Where the string "Categoria" occurs in the material below, report the whole line.

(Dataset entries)
-- -- --

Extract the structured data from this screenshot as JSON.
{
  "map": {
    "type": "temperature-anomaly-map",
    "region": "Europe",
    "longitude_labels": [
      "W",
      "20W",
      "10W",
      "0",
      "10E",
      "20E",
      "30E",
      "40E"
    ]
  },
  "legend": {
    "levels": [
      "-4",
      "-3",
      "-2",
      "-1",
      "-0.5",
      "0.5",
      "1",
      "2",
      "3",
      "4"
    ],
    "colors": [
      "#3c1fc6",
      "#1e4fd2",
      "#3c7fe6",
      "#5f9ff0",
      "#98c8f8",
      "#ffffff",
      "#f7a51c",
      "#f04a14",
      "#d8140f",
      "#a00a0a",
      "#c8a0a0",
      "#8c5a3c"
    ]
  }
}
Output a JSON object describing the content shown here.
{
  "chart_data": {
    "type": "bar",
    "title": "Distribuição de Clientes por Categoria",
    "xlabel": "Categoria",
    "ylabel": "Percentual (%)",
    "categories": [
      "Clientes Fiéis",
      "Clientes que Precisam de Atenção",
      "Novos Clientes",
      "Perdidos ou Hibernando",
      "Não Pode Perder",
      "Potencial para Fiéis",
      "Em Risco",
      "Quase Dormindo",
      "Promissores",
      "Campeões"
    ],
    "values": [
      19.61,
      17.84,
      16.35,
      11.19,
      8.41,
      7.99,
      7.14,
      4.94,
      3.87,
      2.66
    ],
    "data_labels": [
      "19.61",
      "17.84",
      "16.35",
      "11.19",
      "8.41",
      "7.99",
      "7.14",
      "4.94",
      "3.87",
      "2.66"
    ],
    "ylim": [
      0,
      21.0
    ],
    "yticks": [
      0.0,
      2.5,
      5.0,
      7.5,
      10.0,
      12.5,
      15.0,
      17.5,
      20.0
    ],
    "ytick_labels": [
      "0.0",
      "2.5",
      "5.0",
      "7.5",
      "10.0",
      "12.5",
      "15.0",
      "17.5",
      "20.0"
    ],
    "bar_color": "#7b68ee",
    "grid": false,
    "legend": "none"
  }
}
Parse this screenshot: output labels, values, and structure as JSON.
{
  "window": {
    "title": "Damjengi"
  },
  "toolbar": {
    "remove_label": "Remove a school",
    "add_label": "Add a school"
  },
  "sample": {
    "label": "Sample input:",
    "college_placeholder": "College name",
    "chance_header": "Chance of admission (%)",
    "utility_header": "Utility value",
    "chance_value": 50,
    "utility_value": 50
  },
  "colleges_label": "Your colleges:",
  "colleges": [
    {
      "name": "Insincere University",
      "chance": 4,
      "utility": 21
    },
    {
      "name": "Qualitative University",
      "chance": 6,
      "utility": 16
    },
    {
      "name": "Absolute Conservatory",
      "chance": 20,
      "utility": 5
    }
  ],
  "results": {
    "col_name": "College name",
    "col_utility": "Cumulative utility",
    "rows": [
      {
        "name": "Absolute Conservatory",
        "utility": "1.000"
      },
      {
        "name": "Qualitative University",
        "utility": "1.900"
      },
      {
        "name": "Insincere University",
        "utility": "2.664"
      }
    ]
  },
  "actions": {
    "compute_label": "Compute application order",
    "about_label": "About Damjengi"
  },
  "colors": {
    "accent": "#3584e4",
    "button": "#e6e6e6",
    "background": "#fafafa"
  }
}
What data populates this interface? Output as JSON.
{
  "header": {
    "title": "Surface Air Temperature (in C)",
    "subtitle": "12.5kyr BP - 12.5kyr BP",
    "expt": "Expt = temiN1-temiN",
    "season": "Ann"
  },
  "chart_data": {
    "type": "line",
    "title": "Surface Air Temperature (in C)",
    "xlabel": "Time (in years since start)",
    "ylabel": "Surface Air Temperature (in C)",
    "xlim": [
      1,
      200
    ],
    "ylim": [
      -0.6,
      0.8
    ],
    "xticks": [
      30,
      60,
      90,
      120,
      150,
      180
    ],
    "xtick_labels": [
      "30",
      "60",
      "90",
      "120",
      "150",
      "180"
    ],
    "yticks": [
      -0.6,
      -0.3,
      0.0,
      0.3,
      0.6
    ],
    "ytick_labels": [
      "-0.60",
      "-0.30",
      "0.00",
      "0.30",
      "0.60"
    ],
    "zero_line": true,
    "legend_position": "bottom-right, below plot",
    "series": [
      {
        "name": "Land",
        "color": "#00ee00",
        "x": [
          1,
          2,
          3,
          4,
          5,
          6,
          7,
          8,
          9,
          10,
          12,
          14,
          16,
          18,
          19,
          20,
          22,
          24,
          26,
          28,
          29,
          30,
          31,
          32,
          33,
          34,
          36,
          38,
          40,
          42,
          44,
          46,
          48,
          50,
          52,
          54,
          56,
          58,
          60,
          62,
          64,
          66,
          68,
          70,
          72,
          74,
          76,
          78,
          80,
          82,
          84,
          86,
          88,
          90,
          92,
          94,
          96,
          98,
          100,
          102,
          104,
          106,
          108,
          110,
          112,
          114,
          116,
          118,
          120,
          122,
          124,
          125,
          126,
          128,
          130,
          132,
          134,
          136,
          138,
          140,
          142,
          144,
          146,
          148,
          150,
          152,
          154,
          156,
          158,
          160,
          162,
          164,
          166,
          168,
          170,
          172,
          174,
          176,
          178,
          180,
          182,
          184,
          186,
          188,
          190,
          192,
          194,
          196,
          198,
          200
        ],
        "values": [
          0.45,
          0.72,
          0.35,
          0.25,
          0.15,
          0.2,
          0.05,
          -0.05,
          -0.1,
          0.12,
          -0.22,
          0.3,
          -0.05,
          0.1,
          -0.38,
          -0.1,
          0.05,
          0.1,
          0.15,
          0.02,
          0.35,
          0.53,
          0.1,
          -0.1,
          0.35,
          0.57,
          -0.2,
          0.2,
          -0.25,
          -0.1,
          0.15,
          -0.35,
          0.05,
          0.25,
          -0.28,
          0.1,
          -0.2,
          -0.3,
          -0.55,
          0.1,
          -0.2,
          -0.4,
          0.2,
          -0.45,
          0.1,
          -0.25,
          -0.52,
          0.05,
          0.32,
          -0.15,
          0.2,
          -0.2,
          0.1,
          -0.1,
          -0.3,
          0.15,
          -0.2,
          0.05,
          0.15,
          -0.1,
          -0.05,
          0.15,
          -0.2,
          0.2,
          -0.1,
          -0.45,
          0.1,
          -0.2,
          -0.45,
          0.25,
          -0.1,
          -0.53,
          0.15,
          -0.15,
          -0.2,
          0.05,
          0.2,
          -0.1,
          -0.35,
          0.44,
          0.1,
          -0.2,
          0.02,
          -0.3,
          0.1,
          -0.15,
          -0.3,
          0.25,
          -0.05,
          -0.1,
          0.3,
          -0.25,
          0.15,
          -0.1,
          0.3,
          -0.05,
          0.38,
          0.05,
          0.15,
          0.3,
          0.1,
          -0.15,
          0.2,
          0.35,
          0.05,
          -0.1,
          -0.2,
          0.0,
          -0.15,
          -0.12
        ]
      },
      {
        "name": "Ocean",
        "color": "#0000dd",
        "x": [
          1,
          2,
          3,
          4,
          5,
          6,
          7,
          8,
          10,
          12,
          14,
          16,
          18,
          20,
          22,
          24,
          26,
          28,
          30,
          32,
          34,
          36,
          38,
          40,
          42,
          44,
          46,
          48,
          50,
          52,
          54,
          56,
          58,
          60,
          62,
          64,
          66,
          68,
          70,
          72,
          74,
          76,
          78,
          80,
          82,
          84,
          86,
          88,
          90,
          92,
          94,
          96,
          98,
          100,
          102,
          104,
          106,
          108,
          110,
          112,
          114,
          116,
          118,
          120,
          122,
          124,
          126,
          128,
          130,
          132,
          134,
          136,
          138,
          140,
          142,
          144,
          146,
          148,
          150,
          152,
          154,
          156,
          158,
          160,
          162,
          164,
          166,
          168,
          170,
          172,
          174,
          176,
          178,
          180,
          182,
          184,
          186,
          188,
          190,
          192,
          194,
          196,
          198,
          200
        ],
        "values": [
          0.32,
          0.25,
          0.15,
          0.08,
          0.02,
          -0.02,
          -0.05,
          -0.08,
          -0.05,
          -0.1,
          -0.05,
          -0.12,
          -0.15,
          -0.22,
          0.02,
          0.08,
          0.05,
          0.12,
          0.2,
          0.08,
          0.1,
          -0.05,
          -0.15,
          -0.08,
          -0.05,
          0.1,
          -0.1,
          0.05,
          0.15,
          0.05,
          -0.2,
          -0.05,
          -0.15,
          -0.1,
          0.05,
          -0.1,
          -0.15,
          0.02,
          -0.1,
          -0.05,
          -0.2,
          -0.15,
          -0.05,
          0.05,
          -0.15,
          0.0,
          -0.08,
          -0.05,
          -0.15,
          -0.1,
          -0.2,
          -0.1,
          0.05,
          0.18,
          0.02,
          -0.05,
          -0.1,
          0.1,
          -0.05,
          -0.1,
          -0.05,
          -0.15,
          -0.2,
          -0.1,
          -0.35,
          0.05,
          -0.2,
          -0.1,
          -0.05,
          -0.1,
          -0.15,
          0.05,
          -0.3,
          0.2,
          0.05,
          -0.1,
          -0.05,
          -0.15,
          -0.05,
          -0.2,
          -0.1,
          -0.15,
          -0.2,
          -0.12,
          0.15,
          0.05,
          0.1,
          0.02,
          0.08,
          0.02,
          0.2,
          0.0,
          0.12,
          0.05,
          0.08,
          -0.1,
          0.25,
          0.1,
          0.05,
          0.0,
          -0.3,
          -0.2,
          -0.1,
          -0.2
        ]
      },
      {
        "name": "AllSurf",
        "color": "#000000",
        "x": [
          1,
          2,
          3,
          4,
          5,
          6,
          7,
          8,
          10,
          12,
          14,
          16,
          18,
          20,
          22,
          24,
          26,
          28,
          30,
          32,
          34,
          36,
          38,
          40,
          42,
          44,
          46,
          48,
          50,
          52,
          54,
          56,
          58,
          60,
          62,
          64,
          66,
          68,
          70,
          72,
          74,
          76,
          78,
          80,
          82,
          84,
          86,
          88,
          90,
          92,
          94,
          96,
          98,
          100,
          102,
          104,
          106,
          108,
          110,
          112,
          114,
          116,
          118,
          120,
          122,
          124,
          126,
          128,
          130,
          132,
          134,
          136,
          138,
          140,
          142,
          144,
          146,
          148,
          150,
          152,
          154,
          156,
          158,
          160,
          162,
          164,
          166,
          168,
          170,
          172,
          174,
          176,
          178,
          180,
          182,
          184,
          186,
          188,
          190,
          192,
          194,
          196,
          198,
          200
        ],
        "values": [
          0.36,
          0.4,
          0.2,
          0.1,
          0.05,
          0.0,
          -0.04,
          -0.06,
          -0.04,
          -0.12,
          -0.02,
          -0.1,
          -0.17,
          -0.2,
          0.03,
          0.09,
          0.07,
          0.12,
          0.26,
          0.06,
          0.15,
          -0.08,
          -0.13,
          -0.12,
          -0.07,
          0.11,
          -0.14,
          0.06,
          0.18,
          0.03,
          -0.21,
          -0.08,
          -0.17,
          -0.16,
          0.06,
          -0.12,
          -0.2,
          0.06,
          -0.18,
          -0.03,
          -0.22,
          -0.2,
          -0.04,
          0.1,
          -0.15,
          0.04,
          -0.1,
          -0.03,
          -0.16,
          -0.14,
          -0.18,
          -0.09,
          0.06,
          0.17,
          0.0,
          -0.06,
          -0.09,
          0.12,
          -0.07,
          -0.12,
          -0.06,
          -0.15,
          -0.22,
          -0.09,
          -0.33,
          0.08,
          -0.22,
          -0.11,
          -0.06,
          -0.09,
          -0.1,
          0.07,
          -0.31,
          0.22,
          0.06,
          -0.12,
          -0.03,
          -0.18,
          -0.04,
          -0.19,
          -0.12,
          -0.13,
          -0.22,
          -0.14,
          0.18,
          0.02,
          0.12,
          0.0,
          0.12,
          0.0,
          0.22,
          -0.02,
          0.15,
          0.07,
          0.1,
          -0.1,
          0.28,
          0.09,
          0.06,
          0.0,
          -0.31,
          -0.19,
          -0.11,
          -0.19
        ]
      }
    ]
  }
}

-- -- --

• **Result of this exercise**:
    "title": "Distribuição de Clientes por Categoria",
    "xlabel": "Categoria",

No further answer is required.